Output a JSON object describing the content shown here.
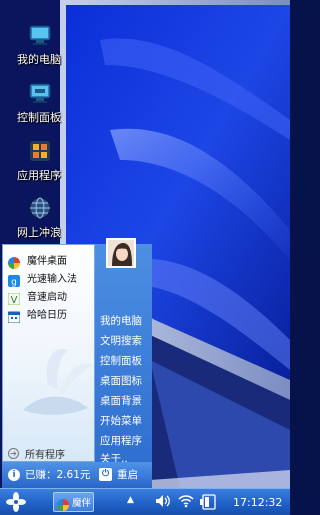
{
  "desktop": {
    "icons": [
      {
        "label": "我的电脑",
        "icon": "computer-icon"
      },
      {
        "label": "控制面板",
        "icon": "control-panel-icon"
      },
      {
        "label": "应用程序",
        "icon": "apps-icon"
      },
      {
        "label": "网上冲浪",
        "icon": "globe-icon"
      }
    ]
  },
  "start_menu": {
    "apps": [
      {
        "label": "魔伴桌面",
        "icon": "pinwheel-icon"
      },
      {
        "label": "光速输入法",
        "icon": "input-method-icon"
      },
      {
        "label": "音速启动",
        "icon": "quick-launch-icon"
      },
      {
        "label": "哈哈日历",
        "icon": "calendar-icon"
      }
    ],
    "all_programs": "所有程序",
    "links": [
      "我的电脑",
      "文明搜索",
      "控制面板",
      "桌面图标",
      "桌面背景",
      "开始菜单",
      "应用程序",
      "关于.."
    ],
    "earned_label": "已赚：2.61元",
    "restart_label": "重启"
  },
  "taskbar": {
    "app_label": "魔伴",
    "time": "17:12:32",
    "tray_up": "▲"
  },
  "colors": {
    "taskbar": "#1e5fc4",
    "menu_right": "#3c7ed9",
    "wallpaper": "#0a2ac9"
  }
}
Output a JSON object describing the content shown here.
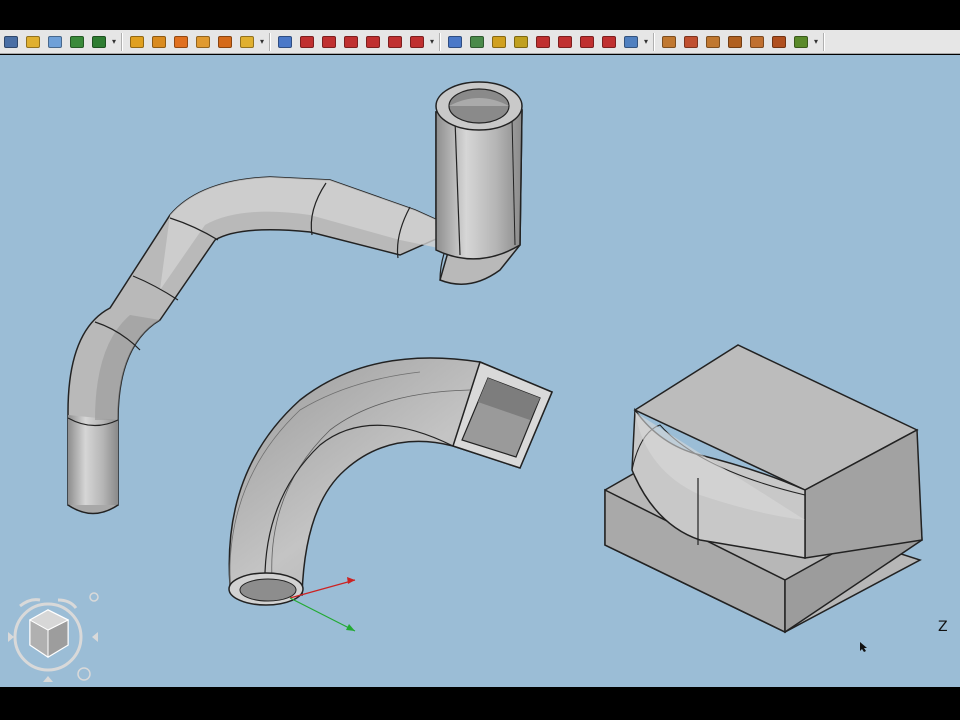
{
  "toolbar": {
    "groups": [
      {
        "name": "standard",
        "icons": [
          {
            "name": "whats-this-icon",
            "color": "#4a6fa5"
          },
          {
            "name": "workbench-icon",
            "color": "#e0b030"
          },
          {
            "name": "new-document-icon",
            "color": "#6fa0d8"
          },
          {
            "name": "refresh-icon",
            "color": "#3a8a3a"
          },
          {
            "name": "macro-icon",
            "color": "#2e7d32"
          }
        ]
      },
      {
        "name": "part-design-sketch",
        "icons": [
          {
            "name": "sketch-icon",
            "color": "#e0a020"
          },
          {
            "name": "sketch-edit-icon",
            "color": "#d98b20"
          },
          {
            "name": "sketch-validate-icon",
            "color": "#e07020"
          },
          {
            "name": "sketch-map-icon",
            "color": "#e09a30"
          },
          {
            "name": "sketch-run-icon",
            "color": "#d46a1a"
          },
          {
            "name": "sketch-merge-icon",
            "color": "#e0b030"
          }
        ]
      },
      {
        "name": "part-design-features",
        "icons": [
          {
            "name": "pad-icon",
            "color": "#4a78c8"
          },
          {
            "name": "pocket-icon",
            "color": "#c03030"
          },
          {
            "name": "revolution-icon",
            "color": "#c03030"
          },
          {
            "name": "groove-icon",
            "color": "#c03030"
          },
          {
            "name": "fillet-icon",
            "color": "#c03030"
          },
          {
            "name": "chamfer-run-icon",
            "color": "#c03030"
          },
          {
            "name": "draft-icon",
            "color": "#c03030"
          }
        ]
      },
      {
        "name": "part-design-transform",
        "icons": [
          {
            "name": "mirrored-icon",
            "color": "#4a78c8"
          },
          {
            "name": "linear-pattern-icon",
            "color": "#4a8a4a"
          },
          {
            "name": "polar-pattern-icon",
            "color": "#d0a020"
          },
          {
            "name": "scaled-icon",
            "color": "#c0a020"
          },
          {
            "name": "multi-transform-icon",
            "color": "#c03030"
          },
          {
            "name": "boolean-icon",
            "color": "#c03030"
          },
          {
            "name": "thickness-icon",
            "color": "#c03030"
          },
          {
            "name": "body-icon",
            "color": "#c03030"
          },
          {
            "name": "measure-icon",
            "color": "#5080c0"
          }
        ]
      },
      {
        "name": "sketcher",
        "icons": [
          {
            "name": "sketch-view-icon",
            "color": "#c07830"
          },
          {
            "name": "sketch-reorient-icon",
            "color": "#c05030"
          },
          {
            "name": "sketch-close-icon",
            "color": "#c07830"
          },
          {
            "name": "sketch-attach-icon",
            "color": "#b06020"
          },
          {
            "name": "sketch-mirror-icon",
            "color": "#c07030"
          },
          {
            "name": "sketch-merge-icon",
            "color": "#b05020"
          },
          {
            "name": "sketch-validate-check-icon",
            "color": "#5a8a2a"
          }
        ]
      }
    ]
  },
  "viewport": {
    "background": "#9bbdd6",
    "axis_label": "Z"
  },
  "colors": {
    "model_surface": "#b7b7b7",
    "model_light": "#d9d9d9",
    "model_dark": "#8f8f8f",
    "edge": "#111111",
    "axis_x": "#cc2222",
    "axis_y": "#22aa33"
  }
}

--

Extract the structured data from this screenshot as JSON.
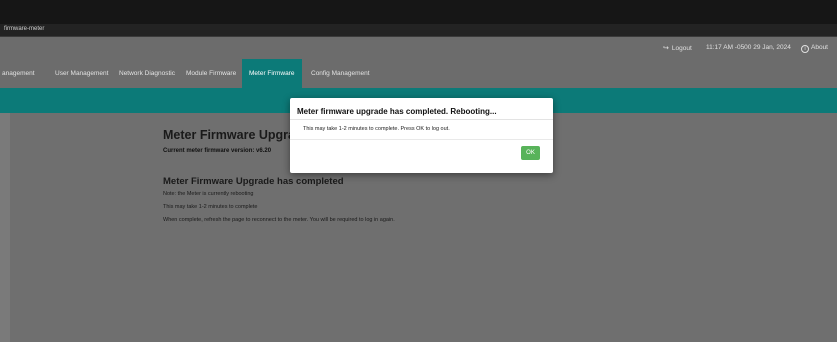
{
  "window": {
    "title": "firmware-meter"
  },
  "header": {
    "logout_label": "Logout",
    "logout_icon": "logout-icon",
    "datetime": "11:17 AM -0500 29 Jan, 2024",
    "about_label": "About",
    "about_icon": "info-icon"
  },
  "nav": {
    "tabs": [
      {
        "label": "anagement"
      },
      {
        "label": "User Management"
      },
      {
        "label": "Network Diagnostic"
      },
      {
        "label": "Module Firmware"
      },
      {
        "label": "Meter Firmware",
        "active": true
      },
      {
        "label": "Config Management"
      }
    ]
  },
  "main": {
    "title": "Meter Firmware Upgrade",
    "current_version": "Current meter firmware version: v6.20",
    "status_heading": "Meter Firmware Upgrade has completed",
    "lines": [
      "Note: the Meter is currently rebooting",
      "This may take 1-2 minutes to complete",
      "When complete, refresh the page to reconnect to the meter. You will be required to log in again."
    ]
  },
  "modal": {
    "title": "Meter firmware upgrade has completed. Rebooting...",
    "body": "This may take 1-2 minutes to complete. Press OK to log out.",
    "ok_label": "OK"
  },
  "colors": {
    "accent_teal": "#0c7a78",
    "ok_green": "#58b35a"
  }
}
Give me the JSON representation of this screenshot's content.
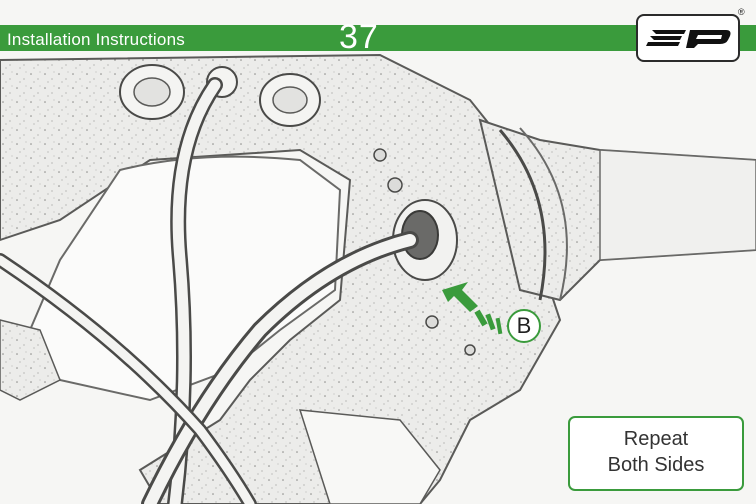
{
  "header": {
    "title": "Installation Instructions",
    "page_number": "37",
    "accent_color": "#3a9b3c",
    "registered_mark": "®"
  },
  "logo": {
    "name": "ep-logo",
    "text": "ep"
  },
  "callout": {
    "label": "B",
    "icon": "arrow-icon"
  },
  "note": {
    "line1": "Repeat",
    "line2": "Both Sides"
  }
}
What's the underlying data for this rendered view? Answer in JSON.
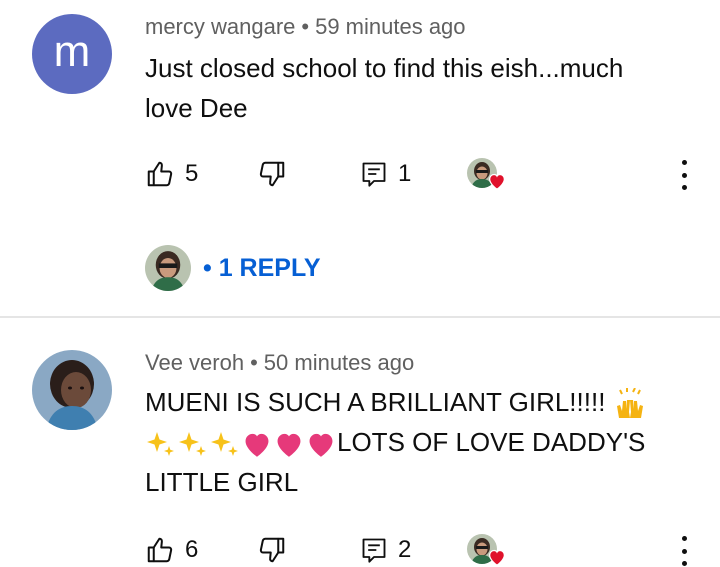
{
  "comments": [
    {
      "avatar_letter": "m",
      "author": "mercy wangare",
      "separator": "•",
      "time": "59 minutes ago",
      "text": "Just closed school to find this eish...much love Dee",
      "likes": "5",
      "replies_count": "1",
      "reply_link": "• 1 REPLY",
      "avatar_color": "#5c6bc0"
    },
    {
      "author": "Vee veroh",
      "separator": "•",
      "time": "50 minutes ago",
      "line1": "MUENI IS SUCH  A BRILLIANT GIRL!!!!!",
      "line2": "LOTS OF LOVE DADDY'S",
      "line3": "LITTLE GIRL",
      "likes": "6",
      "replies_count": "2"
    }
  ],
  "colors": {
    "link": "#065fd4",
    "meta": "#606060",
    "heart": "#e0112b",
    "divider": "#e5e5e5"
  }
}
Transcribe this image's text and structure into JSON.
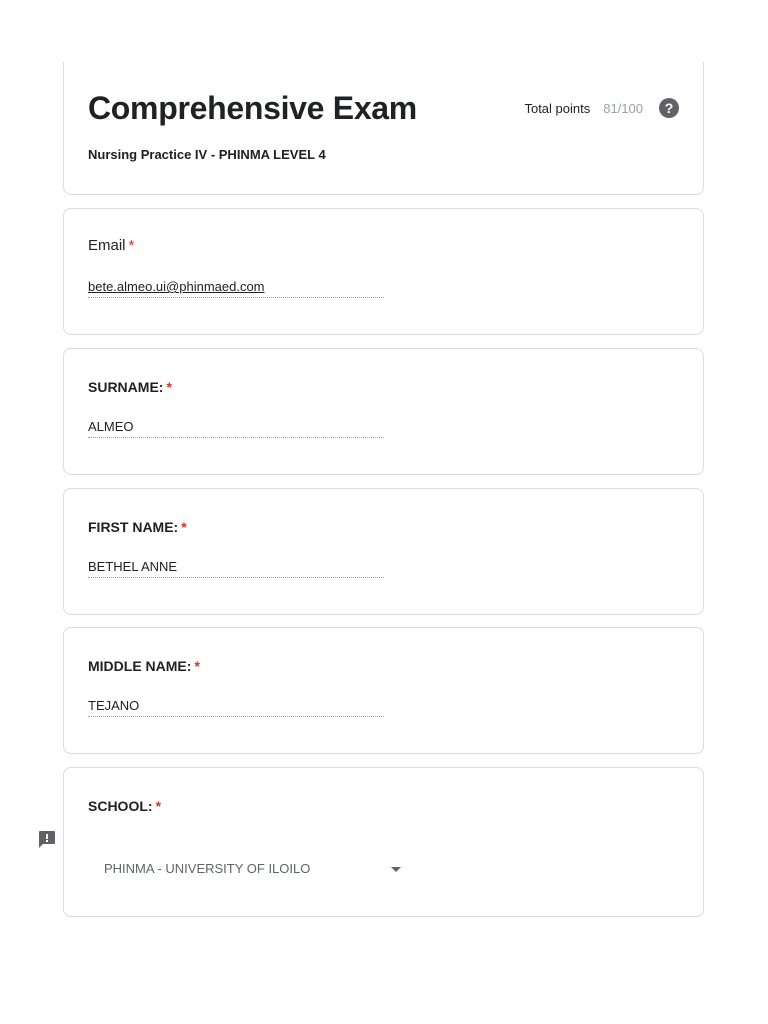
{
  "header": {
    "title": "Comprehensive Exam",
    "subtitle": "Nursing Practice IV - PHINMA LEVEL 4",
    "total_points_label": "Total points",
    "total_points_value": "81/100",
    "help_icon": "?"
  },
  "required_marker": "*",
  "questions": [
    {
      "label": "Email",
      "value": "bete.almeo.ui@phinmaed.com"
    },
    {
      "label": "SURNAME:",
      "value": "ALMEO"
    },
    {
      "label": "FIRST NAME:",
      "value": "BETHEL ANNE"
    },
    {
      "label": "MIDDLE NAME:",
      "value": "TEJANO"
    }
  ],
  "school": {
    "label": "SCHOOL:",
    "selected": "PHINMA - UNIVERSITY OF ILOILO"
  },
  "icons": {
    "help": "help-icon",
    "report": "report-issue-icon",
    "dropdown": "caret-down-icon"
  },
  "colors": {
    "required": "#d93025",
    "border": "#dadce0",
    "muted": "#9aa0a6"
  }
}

* * *

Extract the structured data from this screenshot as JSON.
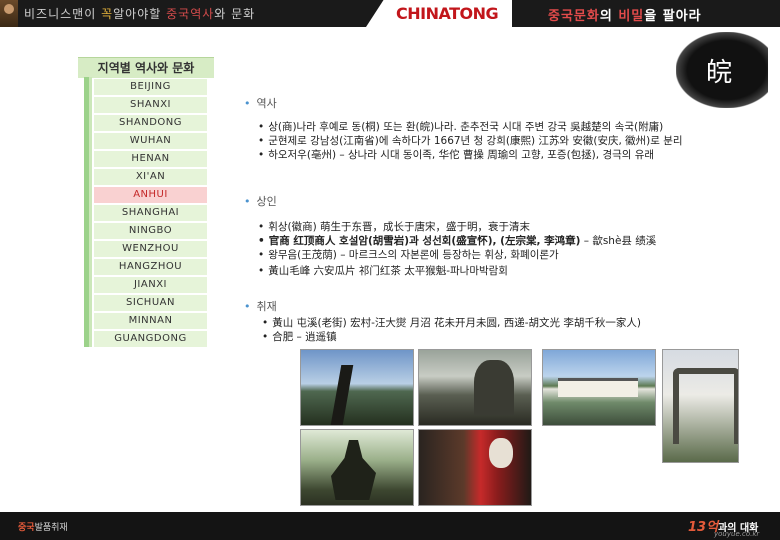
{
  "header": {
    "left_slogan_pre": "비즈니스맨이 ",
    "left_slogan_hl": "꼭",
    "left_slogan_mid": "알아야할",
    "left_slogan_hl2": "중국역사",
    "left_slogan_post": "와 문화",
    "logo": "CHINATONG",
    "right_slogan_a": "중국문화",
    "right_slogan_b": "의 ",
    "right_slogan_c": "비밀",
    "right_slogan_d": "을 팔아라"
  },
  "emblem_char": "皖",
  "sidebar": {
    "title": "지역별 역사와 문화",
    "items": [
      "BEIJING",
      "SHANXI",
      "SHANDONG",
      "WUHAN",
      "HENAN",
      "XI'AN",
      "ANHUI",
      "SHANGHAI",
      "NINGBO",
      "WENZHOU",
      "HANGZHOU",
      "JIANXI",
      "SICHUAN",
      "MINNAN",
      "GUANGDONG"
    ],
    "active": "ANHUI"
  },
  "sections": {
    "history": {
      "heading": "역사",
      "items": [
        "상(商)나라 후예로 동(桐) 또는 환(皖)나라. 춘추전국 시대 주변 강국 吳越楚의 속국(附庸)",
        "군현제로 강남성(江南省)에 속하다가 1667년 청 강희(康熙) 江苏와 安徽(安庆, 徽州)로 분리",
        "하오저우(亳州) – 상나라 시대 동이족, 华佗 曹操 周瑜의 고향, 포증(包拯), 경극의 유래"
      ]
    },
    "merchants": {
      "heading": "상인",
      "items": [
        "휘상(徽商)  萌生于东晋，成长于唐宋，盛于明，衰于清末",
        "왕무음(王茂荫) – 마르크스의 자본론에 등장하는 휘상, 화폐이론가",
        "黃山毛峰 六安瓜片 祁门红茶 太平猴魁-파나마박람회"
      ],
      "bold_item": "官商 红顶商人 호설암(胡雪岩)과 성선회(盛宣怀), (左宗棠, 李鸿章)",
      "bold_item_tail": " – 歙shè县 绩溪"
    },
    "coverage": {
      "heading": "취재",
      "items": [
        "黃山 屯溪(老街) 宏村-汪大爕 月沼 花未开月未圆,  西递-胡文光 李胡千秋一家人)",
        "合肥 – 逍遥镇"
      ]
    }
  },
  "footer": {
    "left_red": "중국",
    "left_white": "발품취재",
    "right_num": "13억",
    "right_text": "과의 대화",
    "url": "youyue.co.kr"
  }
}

- _What you are asked to do_: Where a line in the material contains "part", copy that line.

- _Written solution_:
        "name": "part-design-sketch",
        "name": "part-design-features",
        "name": "part-design-transform",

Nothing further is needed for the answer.